Extracted data entries
— START —
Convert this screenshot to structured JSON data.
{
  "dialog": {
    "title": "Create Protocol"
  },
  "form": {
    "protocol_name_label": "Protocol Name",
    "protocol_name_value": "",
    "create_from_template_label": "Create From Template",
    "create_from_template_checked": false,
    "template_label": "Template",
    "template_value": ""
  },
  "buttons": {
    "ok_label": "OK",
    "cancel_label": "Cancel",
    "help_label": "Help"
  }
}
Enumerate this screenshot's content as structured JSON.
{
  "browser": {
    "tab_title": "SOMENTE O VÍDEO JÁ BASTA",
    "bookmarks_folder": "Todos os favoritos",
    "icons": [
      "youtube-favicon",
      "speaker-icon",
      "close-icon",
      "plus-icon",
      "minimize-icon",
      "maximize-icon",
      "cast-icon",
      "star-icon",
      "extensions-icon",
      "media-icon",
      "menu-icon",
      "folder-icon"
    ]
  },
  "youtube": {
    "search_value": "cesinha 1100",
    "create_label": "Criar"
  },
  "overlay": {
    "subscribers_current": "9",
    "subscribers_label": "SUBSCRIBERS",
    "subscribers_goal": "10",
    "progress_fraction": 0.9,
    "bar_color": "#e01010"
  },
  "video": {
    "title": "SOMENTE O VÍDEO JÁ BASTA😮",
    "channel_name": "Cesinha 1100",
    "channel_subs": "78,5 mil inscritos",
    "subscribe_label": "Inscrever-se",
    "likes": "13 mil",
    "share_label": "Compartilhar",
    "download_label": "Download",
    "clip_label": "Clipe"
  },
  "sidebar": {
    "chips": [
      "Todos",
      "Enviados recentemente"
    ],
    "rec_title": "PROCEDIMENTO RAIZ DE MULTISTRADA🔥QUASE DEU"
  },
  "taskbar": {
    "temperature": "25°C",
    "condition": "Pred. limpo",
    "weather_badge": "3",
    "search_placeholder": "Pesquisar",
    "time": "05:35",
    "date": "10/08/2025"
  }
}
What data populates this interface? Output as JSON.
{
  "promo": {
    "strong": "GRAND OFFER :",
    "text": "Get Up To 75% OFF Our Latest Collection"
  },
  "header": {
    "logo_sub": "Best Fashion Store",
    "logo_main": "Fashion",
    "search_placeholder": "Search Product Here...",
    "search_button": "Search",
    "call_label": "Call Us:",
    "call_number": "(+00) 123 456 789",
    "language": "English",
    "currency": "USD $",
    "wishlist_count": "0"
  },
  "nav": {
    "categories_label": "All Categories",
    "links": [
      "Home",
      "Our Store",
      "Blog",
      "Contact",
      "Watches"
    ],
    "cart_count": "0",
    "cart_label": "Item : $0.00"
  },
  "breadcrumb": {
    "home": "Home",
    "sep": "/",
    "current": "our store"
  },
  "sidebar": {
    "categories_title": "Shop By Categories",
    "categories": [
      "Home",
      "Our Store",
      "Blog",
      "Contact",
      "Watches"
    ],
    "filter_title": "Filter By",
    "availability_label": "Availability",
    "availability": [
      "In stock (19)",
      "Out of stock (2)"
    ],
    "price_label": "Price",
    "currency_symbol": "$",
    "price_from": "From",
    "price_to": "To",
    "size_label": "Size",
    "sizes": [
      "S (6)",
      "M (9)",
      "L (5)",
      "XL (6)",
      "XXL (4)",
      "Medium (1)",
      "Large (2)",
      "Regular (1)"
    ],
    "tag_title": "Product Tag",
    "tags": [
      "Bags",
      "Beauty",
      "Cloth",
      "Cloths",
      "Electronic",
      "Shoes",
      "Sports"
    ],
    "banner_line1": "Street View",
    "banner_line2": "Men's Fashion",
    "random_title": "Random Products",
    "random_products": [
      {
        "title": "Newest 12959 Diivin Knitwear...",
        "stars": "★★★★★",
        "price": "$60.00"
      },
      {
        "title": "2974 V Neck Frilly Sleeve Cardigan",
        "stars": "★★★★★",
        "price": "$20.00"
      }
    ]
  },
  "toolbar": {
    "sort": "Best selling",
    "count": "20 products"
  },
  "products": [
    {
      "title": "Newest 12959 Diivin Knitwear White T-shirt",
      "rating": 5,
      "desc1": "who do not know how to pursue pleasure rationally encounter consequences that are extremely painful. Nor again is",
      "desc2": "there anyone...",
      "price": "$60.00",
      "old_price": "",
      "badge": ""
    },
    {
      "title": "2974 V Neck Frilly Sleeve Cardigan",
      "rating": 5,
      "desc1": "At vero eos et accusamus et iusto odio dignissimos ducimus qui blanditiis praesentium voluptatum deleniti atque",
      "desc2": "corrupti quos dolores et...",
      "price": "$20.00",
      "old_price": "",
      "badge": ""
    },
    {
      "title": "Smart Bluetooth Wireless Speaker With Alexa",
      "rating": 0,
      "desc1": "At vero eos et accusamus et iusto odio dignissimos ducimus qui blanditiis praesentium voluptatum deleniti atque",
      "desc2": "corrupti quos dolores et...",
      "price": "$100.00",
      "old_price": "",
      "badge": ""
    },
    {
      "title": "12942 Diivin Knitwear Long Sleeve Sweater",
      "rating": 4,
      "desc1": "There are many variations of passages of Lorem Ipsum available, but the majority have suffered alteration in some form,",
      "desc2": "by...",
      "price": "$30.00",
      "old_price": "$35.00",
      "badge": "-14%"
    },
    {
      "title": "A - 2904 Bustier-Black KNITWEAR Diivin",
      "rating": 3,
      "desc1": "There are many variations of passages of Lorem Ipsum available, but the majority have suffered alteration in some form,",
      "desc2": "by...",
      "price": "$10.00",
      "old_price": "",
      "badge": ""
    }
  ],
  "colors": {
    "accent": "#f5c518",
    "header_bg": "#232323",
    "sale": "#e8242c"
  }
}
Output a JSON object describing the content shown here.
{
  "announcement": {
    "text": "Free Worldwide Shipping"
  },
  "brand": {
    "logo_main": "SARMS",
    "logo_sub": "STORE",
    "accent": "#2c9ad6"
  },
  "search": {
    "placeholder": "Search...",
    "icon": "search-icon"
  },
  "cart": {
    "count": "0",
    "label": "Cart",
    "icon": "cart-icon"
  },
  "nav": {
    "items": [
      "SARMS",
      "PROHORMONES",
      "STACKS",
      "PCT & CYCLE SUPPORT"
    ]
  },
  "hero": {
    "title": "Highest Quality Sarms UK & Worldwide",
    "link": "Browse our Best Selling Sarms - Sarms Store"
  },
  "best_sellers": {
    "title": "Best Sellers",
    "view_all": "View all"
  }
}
— END —
[WHAT YOU HAVE TO DO]
Above are the records; copy all of them exactly.

[PROBLEM SOLUTION]
Convert this screenshot to structured JSON data.
{
  "dialog": {
    "title": "Create Protocol"
  },
  "form": {
    "protocol_name_label": "Protocol Name",
    "protocol_name_value": "",
    "create_from_template_label": "Create From Template",
    "create_from_template_checked": false,
    "template_label": "Template",
    "template_value": ""
  },
  "buttons": {
    "ok_label": "OK",
    "cancel_label": "Cancel",
    "help_label": "Help"
  }
}
Enumerate this screenshot's content as structured JSON.
{
  "browser": {
    "tab_title": "SOMENTE O VÍDEO JÁ BASTA",
    "bookmarks_folder": "Todos os favoritos",
    "icons": [
      "youtube-favicon",
      "speaker-icon",
      "close-icon",
      "plus-icon",
      "minimize-icon",
      "maximize-icon",
      "cast-icon",
      "star-icon",
      "extensions-icon",
      "media-icon",
      "menu-icon",
      "folder-icon"
    ]
  },
  "youtube": {
    "search_value": "cesinha 1100",
    "create_label": "Criar"
  },
  "overlay": {
    "subscribers_current": "9",
    "subscribers_label": "SUBSCRIBERS",
    "subscribers_goal": "10",
    "progress_fraction": 0.9,
    "bar_color": "#e01010"
  },
  "video": {
    "title": "SOMENTE O VÍDEO JÁ BASTA😮",
    "channel_name": "Cesinha 1100",
    "channel_subs": "78,5 mil inscritos",
    "subscribe_label": "Inscrever-se",
    "likes": "13 mil",
    "share_label": "Compartilhar",
    "download_label": "Download",
    "clip_label": "Clipe"
  },
  "sidebar": {
    "chips": [
      "Todos",
      "Enviados recentemente"
    ],
    "rec_title": "PROCEDIMENTO RAIZ DE MULTISTRADA🔥QUASE DEU"
  },
  "taskbar": {
    "temperature": "25°C",
    "condition": "Pred. limpo",
    "weather_badge": "3",
    "search_placeholder": "Pesquisar",
    "time": "05:35",
    "date": "10/08/2025"
  }
}
What data populates this interface? Output as JSON.
{
  "promo": {
    "strong": "GRAND OFFER :",
    "text": "Get Up To 75% OFF Our Latest Collection"
  },
  "header": {
    "logo_sub": "Best Fashion Store",
    "logo_main": "Fashion",
    "search_placeholder": "Search Product Here...",
    "search_button": "Search",
    "call_label": "Call Us:",
    "call_number": "(+00) 123 456 789",
    "language": "English",
    "currency": "USD $",
    "wishlist_count": "0"
  },
  "nav": {
    "categories_label": "All Categories",
    "links": [
      "Home",
      "Our Store",
      "Blog",
      "Contact",
      "Watches"
    ],
    "cart_count": "0",
    "cart_label": "Item : $0.00"
  },
  "breadcrumb": {
    "home": "Home",
    "sep": "/",
    "current": "our store"
  },
  "sidebar": {
    "categories_title": "Shop By Categories",
    "categories": [
      "Home",
      "Our Store",
      "Blog",
      "Contact",
      "Watches"
    ],
    "filter_title": "Filter By",
    "availability_label": "Availability",
    "availability": [
      "In stock (19)",
      "Out of stock (2)"
    ],
    "price_label": "Price",
    "currency_symbol": "$",
    "price_from": "From",
    "price_to": "To",
    "size_label": "Size",
    "sizes": [
      "S (6)",
      "M (9)",
      "L (5)",
      "XL (6)",
      "XXL (4)",
      "Medium (1)",
      "Large (2)",
      "Regular (1)"
    ],
    "tag_title": "Product Tag",
    "tags": [
      "Bags",
      "Beauty",
      "Cloth",
      "Cloths",
      "Electronic",
      "Shoes",
      "Sports"
    ],
    "banner_line1": "Street View",
    "banner_line2": "Men's Fashion",
    "random_title": "Random Products",
    "random_products": [
      {
        "title": "Newest 12959 Diivin Knitwear...",
        "stars": "★★★★★",
        "price": "$60.00"
      },
      {
        "title": "2974 V Neck Frilly Sleeve Cardigan",
        "stars": "★★★★★",
        "price": "$20.00"
      }
    ]
  },
  "toolbar": {
    "sort": "Best selling",
    "count": "20 products"
  },
  "products": [
    {
      "title": "Newest 12959 Diivin Knitwear White T-shirt",
      "rating": 5,
      "desc1": "who do not know how to pursue pleasure rationally encounter consequences that are extremely painful. Nor again is",
      "desc2": "there anyone...",
      "price": "$60.00",
      "old_price": "",
      "badge": ""
    },
    {
      "title": "2974 V Neck Frilly Sleeve Cardigan",
      "rating": 5,
      "desc1": "At vero eos et accusamus et iusto odio dignissimos ducimus qui blanditiis praesentium voluptatum deleniti atque",
      "desc2": "corrupti quos dolores et...",
      "price": "$20.00",
      "old_price": "",
      "badge": ""
    },
    {
      "title": "Smart Bluetooth Wireless Speaker With Alexa",
      "rating": 0,
      "desc1": "At vero eos et accusamus et iusto odio dignissimos ducimus qui blanditiis praesentium voluptatum deleniti atque",
      "desc2": "corrupti quos dolores et...",
      "price": "$100.00",
      "old_price": "",
      "badge": ""
    },
    {
      "title": "12942 Diivin Knitwear Long Sleeve Sweater",
      "rating": 4,
      "desc1": "There are many variations of passages of Lorem Ipsum available, but the majority have suffered alteration in some form,",
      "desc2": "by...",
      "price": "$30.00",
      "old_price": "$35.00",
      "badge": "-14%"
    },
    {
      "title": "A - 2904 Bustier-Black KNITWEAR Diivin",
      "rating": 3,
      "desc1": "There are many variations of passages of Lorem Ipsum available, but the majority have suffered alteration in some form,",
      "desc2": "by...",
      "price": "$10.00",
      "old_price": "",
      "badge": ""
    }
  ],
  "colors": {
    "accent": "#f5c518",
    "header_bg": "#232323",
    "sale": "#e8242c"
  }
}
Output a JSON object describing the content shown here.
{
  "announcement": {
    "text": "Free Worldwide Shipping"
  },
  "brand": {
    "logo_main": "SARMS",
    "logo_sub": "STORE",
    "accent": "#2c9ad6"
  },
  "search": {
    "placeholder": "Search...",
    "icon": "search-icon"
  },
  "cart": {
    "count": "0",
    "label": "Cart",
    "icon": "cart-icon"
  },
  "nav": {
    "items": [
      "SARMS",
      "PROHORMONES",
      "STACKS",
      "PCT & CYCLE SUPPORT"
    ]
  },
  "hero": {
    "title": "Highest Quality Sarms UK & Worldwide",
    "link": "Browse our Best Selling Sarms - Sarms Store"
  },
  "best_sellers": {
    "title": "Best Sellers",
    "view_all": "View all"
  }
}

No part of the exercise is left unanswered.